• Task statement:
Separate out the lines that hold "Georg".

>> BEGIN

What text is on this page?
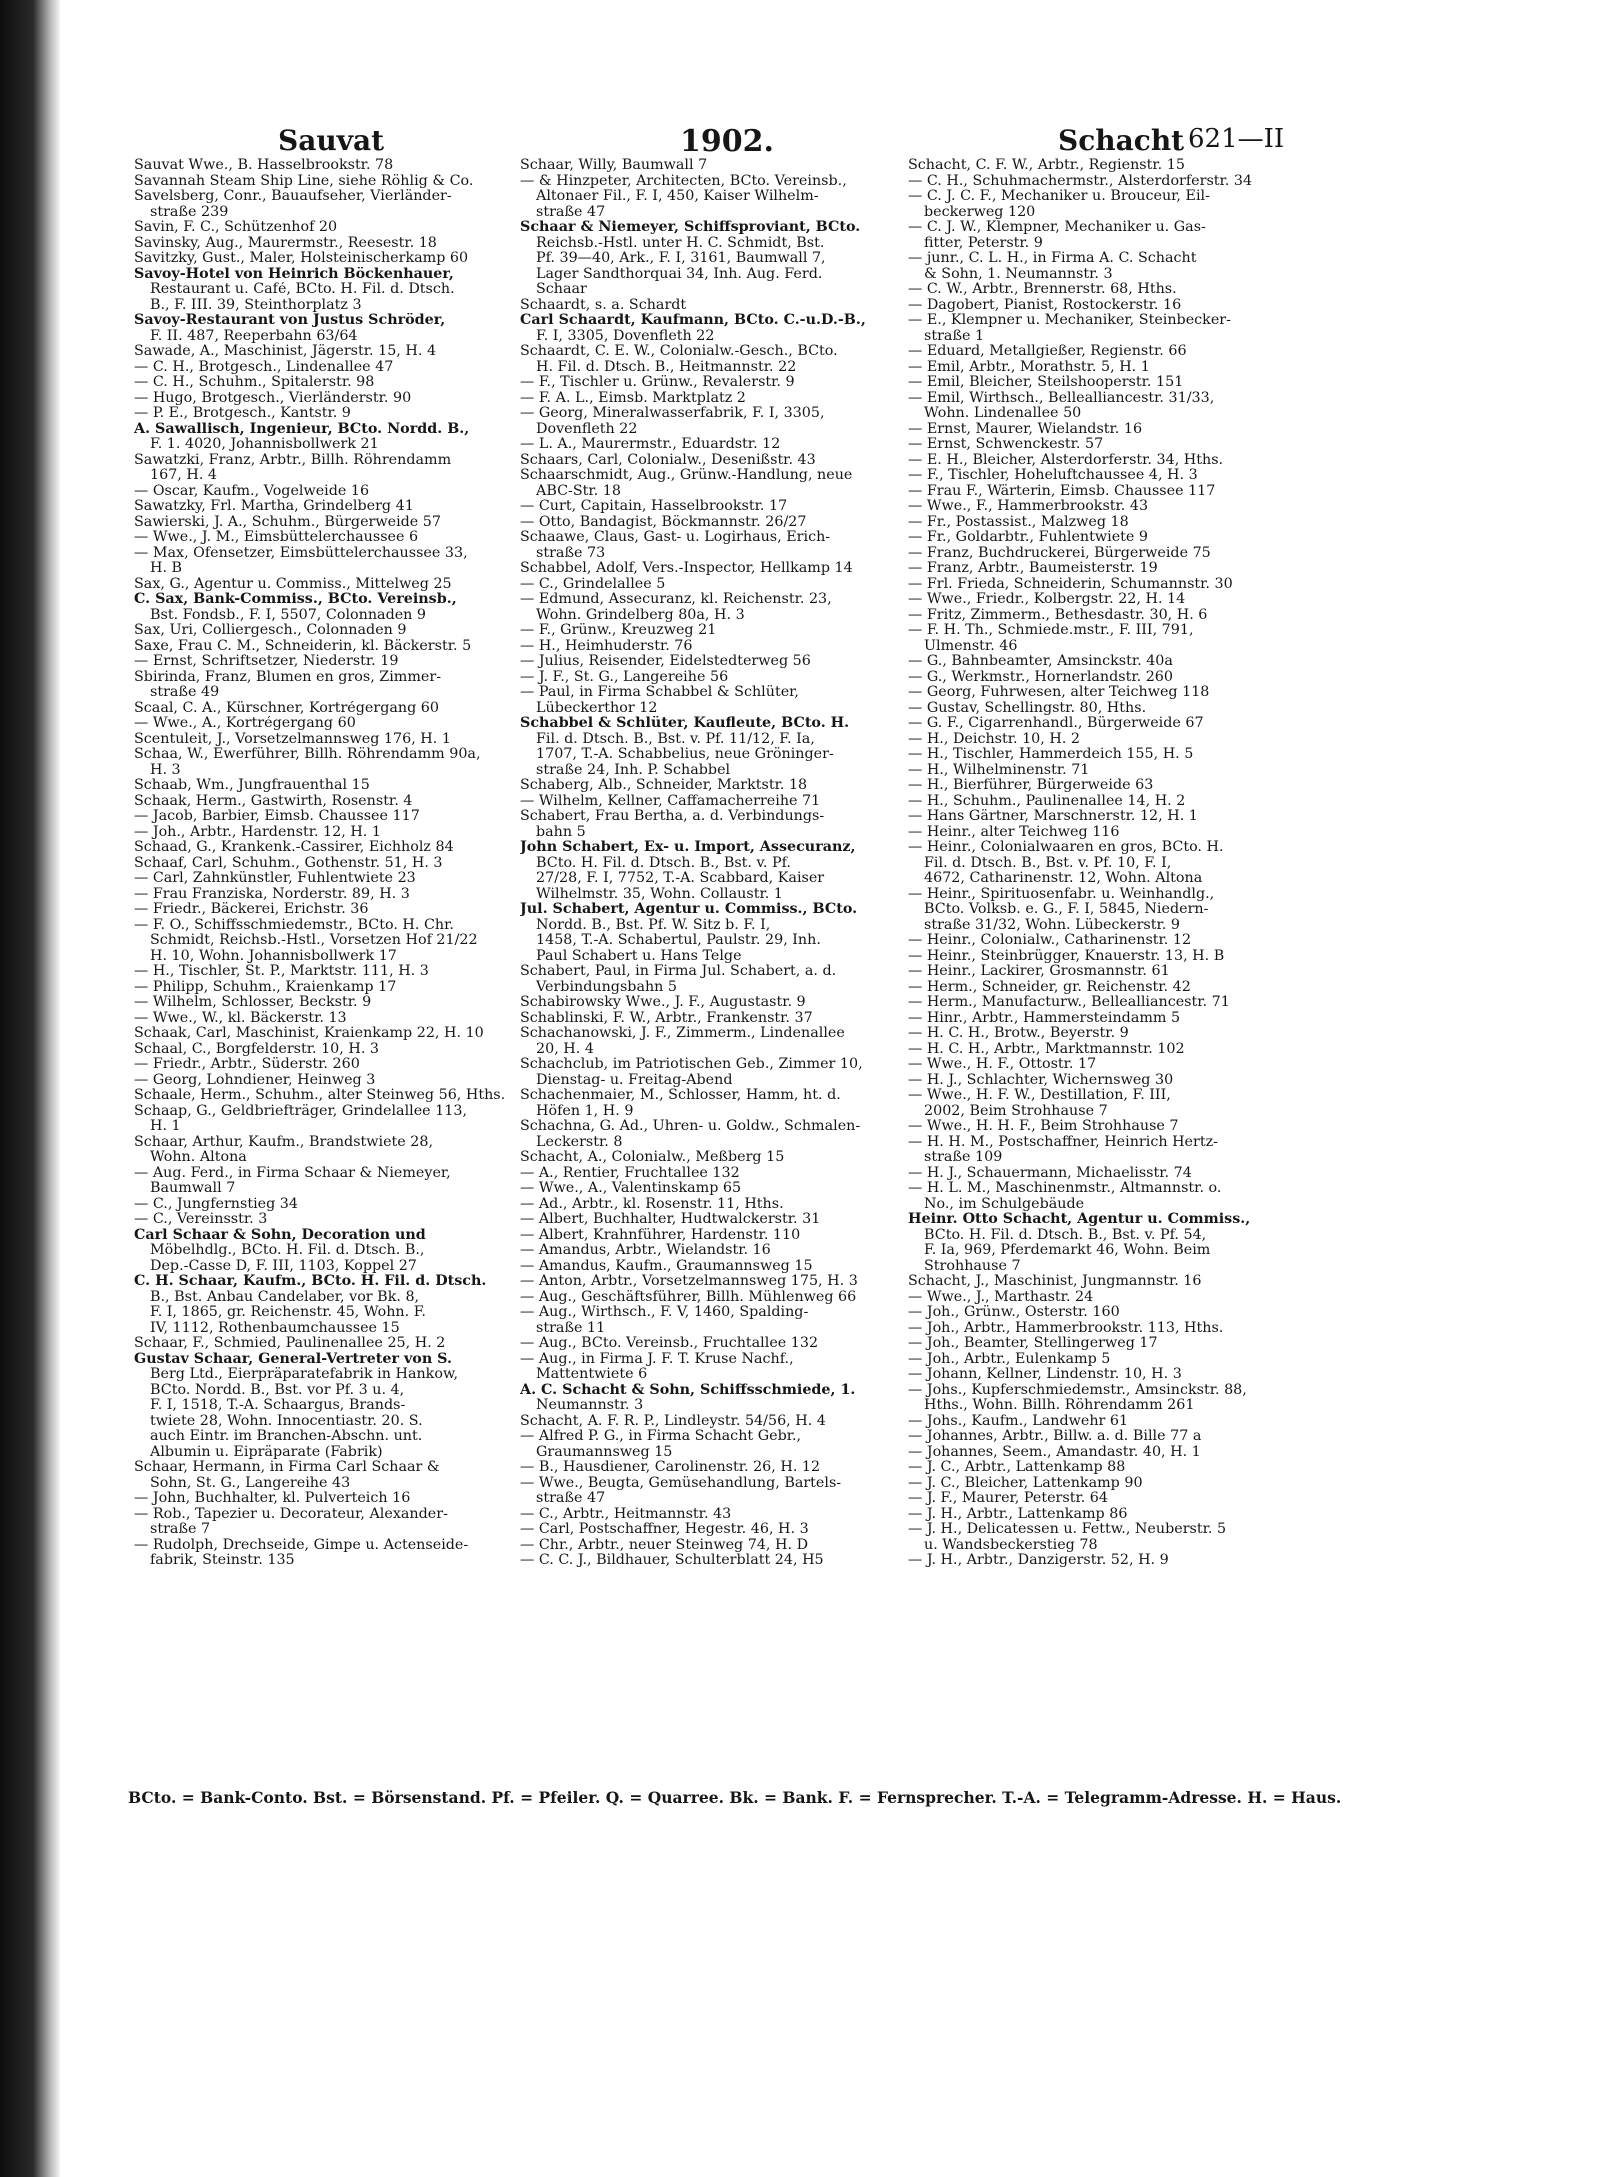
Sauvat	1902.	Schacht 621—II
Sauvat Wwe., B. Hasselbrookstr. 78
Savannah Steam Ship Line, siehe Röhlig & Co.
Savelsberg, Conr., Bauaufseher, Vierländer-
straße 239
Savin, F. C., Schützenhof 20
Savinsky, Aug., Maurermstr., Reesestr. 18
Savitzky, Gust., Maler, Holsteinischerkamp 60
Savoy-Hotel von Heinrich Böckenhauer,
Restaurant u. Café, BCto. H. Fil. d. Dtsch.
B., F. III. 39, Steinthorplatz 3
Savoy-Restaurant von Justus Schröder,
F. II. 487, Reeperbahn 63/64
Sawade, A., Maschinist, Jägerstr. 15, H. 4
— C. H., Brotgesch., Lindenallee 47
— C. H., Schuhm., Spitalerstr. 98
— Hugo, Brotgesch., Vierländerstr. 90
— P. E., Brotgesch., Kantstr. 9
A. Sawallisch, Ingenieur, BCto. Nordd. B.,
F. 1. 4020, Johannisbollwerk 21
Sawatzki, Franz, Arbtr., Billh. Röhrendamm
167, H. 4
— Oscar, Kaufm., Vogelweide 16
Sawatzky, Frl. Martha, Grindelberg 41
Sawierski, J. A., Schuhm., Bürgerweide 57
— Wwe., J. M., Eimsbüttelerchaussee 6
— Max, Ofensetzer, Eimsbüttelerchaussee 33,
H. B
Sax, G., Agentur u. Commiss., Mittelweg 25
C. Sax, Bank-Commiss., BCto. Vereinsb.,
Bst. Fondsb., F. I, 5507, Colonnaden 9
Sax, Uri, Colliergesch., Colonnaden 9
Saxe, Frau C. M., Schneiderin, kl. Bäckerstr. 5
— Ernst, Schriftsetzer, Niederstr. 19
Sbirinda, Franz, Blumen en gros, Zimmer-
straße 49
Scaal, C. A., Kürschner, Kortrégergang 60
— Wwe., A., Kortrégergang 60
Scentuleit, J., Vorsetzelmannsweg 176, H. 1
Schaa, W., Ewerführer, Billh. Röhrendamm 90a,
H. 3
Schaab, Wm., Jungfrauenthal 15
Schaak, Herm., Gastwirth, Rosenstr. 4
— Jacob, Barbier, Eimsb. Chaussee 117
— Joh., Arbtr., Hardenstr. 12, H. 1
Schaad, G., Krankenk.-Cassirer, Eichholz 84
Schaaf, Carl, Schuhm., Gothenstr. 51, H. 3
— Carl, Zahnkünstler, Fuhlentwiete 23
— Frau Franziska, Norderstr. 89, H. 3
— Friedr., Bäckerei, Erichstr. 36
— F. O., Schiffsschmiedemstr., BCto. H. Chr.
Schmidt, Reichsb.-Hstl., Vorsetzen Hof 21/22
H. 10, Wohn. Johannisbollwerk 17
— H., Tischler, St. P., Marktstr. 111, H. 3
— Philipp, Schuhm., Kraienkamp 17
— Wilhelm, Schlosser, Beckstr. 9
— Wwe., W., kl. Bäckerstr. 13
Schaak, Carl, Maschinist, Kraienkamp 22, H. 10
Schaal, C., Borgfelderstr. 10, H. 3
— Friedr., Arbtr., Süderstr. 260
— Georg, Lohndiener, Heinweg 3
Schaale, Herm., Schuhm., alter Steinweg 56, Hths.
Schaap, G., Geldbriefträger, Grindelallee 113,
H. 1
Schaar, Arthur, Kaufm., Brandstwiete 28,
Wohn. Altona
— Aug. Ferd., in Firma Schaar & Niemeyer,
Baumwall 7
— C., Jungfernstieg 34
— C., Vereinsstr. 3
Carl Schaar & Sohn, Decoration und
Möbelhdlg., BCto. H. Fil. d. Dtsch. B.,
Dep.-Casse D, F. III, 1103, Koppel 27
C. H. Schaar, Kaufm., BCto. H. Fil. d. Dtsch.
B., Bst. Anbau Candelaber, vor Bk. 8,
F. I, 1865, gr. Reichenstr. 45, Wohn. F.
IV, 1112, Rothenbaumchaussee 15
Schaar, F., Schmied, Paulinenallee 25, H. 2
Gustav Schaar, General-Vertreter von S.
Berg Ltd., Eierpräparatefabrik in Hankow,
BCto. Nordd. B., Bst. vor Pf. 3 u. 4,
F. I, 1518, T.-A. Schaargus, Brands-
twiete 28, Wohn. Innocentiastr. 20. S.
auch Eintr. im Branchen-Abschn. unt.
Albumin u. Eipräparate (Fabrik)
Schaar, Hermann, in Firma Carl Schaar &
Sohn, St. G., Langereihe 43
— John, Buchhalter, kl. Pulverteich 16
— Rob., Tapezier u. Decorateur, Alexander-
straße 7
— Rudolph, Drechseide, Gimpe u. Actenseide-
fabrik, Steinstr. 135
Schaar, Willy, Baumwall 7
— & Hinzpeter, Architecten, BCto. Vereinsb.,
Altonaer Fil., F. I, 450, Kaiser Wilhelm-
straße 47
Schaar & Niemeyer, Schiffsproviant, BCto.
Reichsb.-Hstl. unter H. C. Schmidt, Bst.
Pf. 39—40, Ark., F. I, 3161, Baumwall 7,
Lager Sandthorquai 34, Inh. Aug. Ferd.
Schaar
Schaardt, s. a. Schardt
Carl Schaardt, Kaufmann, BCto. C.-u.D.-B.,
F. I, 3305, Dovenfleth 22
Schaardt, C. E. W., Colonialw.-Gesch., BCto.
H. Fil. d. Dtsch. B., Heitmannstr. 22
— F., Tischler u. Grünw., Revalerstr. 9
— F. A. L., Eimsb. Marktplatz 2
— Georg, Mineralwasserfabrik, F. I, 3305,
Dovenfleth 22
— L. A., Maurermstr., Eduardstr. 12
Schaars, Carl, Colonialw., Desenißstr. 43
Schaarschmidt, Aug., Grünw.-Handlung, neue
ABC-Str. 18
— Curt, Capitain, Hasselbrookstr. 17
— Otto, Bandagist, Böckmannstr. 26/27
Schaawe, Claus, Gast- u. Logirhaus, Erich-
straße 73
Schabbel, Adolf, Vers.-Inspector, Hellkamp 14
— C., Grindelallee 5
— Edmund, Assecuranz, kl. Reichenstr. 23,
Wohn. Grindelberg 80a, H. 3
— F., Grünw., Kreuzweg 21
— H., Heimhuderstr. 76
— Julius, Reisender, Eidelstedterweg 56
— J. F., St. G., Langereihe 56
— Paul, in Firma Schabbel & Schlüter,
Lübeckerthor 12
Schabbel & Schlüter, Kaufleute, BCto. H.
Fil. d. Dtsch. B., Bst. v. Pf. 11/12, F. Ia,
1707, T.-A. Schabbelius, neue Gröninger-
straße 24, Inh. P. Schabbel
Schaberg, Alb., Schneider, Marktstr. 18
— Wilhelm, Kellner, Caffamacherreihe 71
Schabert, Frau Bertha, a. d. Verbindungs-
bahn 5
John Schabert, Ex- u. Import, Assecuranz,
BCto. H. Fil. d. Dtsch. B., Bst. v. Pf.
27/28, F. I, 7752, T.-A. Scabbard, Kaiser
Wilhelmstr. 35, Wohn. Collaustr. 1
Jul. Schabert, Agentur u. Commiss., BCto.
Nordd. B., Bst. Pf. W. Sitz b. F. I,
1458, T.-A. Schabertul, Paulstr. 29, Inh.
Paul Schabert u. Hans Telge
Schabert, Paul, in Firma Jul. Schabert, a. d.
Verbindungsbahn 5
Schabirowsky Wwe., J. F., Augustastr. 9
Schablinski, F. W., Arbtr., Frankenstr. 37
Schachanowski, J. F., Zimmerm., Lindenallee
20, H. 4
Schachclub, im Patriotischen Geb., Zimmer 10,
Dienstag- u. Freitag-Abend
Schachenmaier, M., Schlosser, Hamm, ht. d.
Höfen 1, H. 9
Schachna, G. Ad., Uhren- u. Goldw., Schmalen-
Leckerstr. 8
Schacht, A., Colonialw., Meßberg 15
— A., Rentier, Fruchtallee 132
— Wwe., A., Valentinskamp 65
— Ad., Arbtr., kl. Rosenstr. 11, Hths.
— Albert, Buchhalter, Hudtwalckerstr. 31
— Albert, Krahnführer, Hardenstr. 110
— Amandus, Arbtr., Wielandstr. 16
— Amandus, Kaufm., Graumannsweg 15
— Anton, Arbtr., Vorsetzelmannsweg 175, H. 3
— Aug., Geschäftsführer, Billh. Mühlenweg 66
— Aug., Wirthsch., F. V, 1460, Spalding-
straße 11
— Aug., BCto. Vereinsb., Fruchtallee 132
— Aug., in Firma J. F. T. Kruse Nachf.,
Mattentwiete 6
A. C. Schacht & Sohn, Schiffsschmiede, 1.
Neumannstr. 3
Schacht, A. F. R. P., Lindleystr. 54/56, H. 4
— Alfred P. G., in Firma Schacht Gebr.,
Graumannsweg 15
— B., Hausdiener, Carolinenstr. 26, H. 12
— Wwe., Beugta, Gemüsehandlung, Bartels-
straße 47
— C., Arbtr., Heitmannstr. 43
— Carl, Postschaffner, Hegestr. 46, H. 3
— Chr., Arbtr., neuer Steinweg 74, H. D
— C. C. J., Bildhauer, Schulterblatt 24, H5
Schacht, C. F. W., Arbtr., Regienstr. 15
— C. H., Schuhmachermstr., Alsterdorferstr. 34
— C. J. C. F., Mechaniker u. Brouceur, Eil-
beckerweg 120
— C. J. W., Klempner, Mechaniker u. Gas-
fitter, Peterstr. 9
— junr., C. L. H., in Firma A. C. Schacht
& Sohn, 1. Neumannstr. 3
— C. W., Arbtr., Brennerstr. 68, Hths.
— Dagobert, Pianist, Rostockerstr. 16
— E., Klempner u. Mechaniker, Steinbecker-
straße 1
— Eduard, Metallgießer, Regienstr. 66
— Emil, Arbtr., Morathstr. 5, H. 1
— Emil, Bleicher, Steilshooperstr. 151
— Emil, Wirthsch., Bellealliancestr. 31/33,
Wohn. Lindenallee 50
— Ernst, Maurer, Wielandstr. 16
— Ernst, Schwenckestr. 57
— E. H., Bleicher, Alsterdorferstr. 34, Hths.
— F., Tischler, Hoheluftchaussee 4, H. 3
— Frau F., Wärterin, Eimsb. Chaussee 117
— Wwe., F., Hammerbrookstr. 43
— Fr., Postassist., Malzweg 18
— Fr., Goldarbtr., Fuhlentwiete 9
— Franz, Buchdruckerei, Bürgerweide 75
— Franz, Arbtr., Baumeisterstr. 19
— Frl. Frieda, Schneiderin, Schumannstr. 30
— Wwe., Friedr., Kolbergstr. 22, H. 14
— Fritz, Zimmerm., Bethesdastr. 30, H. 6
— F. H. Th., Schmiede.mstr., F. III, 791,
Ulmenstr. 46
— G., Bahnbeamter, Amsinckstr. 40a
— G., Werkmstr., Hornerlandstr. 260
— Georg, Fuhrwesen, alter Teichweg 118
— Gustav, Schellingstr. 80, Hths.
— G. F., Cigarrenhandl., Bürgerweide 67
— H., Deichstr. 10, H. 2
— H., Tischler, Hammerdeich 155, H. 5
— H., Wilhelminenstr. 71
— H., Bierführer, Bürgerweide 63
— H., Schuhm., Paulinenallee 14, H. 2
— Hans Gärtner, Marschnerstr. 12, H. 1
— Heinr., alter Teichweg 116
— Heinr., Colonialwaaren en gros, BCto. H.
Fil. d. Dtsch. B., Bst. v. Pf. 10, F. I,
4672, Catharinenstr. 12, Wohn. Altona
— Heinr., Spirituosenfabr. u. Weinhandlg.,
BCto. Volksb. e. G., F. I, 5845, Niedern-
straße 31/32, Wohn. Lübeckerstr. 9
— Heinr., Colonialw., Catharinenstr. 12
— Heinr., Steinbrügger, Knauerstr. 13, H. B
— Heinr., Lackirer, Grosmannstr. 61
— Herm., Schneider, gr. Reichenstr. 42
— Herm., Manufacturw., Bellealliancestr. 71
— Hinr., Arbtr., Hammersteindamm 5
— H. C. H., Brotw., Beyerstr. 9
— H. C. H., Arbtr., Marktmannstr. 102
— Wwe., H. F., Ottostr. 17
— H. J., Schlachter, Wichernsweg 30
— Wwe., H. F. W., Destillation, F. III,
2002, Beim Strohhause 7
— Wwe., H. H. F., Beim Strohhause 7
— H. H. M., Postschaffner, Heinrich Hertz-
straße 109
— H. J., Schauermann, Michaelisstr. 74
— H. L. M., Maschinenmstr., Altmannstr. o.
No., im Schulgebäude
Heinr. Otto Schacht, Agentur u. Commiss.,
BCto. H. Fil. d. Dtsch. B., Bst. v. Pf. 54,
F. Ia, 969, Pferdemarkt 46, Wohn. Beim
Strohhause 7
Schacht, J., Maschinist, Jungmannstr. 16
— Wwe., J., Marthastr. 24
— Joh., Grünw., Osterstr. 160
— Joh., Arbtr., Hammerbrookstr. 113, Hths.
— Joh., Beamter, Stellingerweg 17
— Joh., Arbtr., Eulenkamp 5
— Johann, Kellner, Lindenstr. 10, H. 3
— Johs., Kupferschmiedemstr., Amsinckstr. 88,
Hths., Wohn. Billh. Röhrendamm 261
— Johs., Kaufm., Landwehr 61
— Johannes, Arbtr., Billw. a. d. Bille 77 a
— Johannes, Seem., Amandastr. 40, H. 1
— J. C., Arbtr., Lattenkamp 88
— J. C., Bleicher, Lattenkamp 90
— J. F., Maurer, Peterstr. 64
— J. H., Arbtr., Lattenkamp 86
— J. H., Delicatessen u. Fettw., Neuberstr. 5
u. Wandsbeckerstieg 78
— J. H., Arbtr., Danzigerstr. 52, H. 9
BCto. = Bank-Conto. Bst. = Börsenstand. Pf. = Pfeiler. Q. = Quarree. Bk. = Bank. F. = Fernsprecher. T.-A. = Telegramm-Adresse. H. = Haus.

>> END

• Task result:
— Georg, Lohndiener, Heinweg 3
— Georg, Mineralwasserfabrik, F. I, 3305,
— Georg, Fuhrwesen, alter Teichweg 118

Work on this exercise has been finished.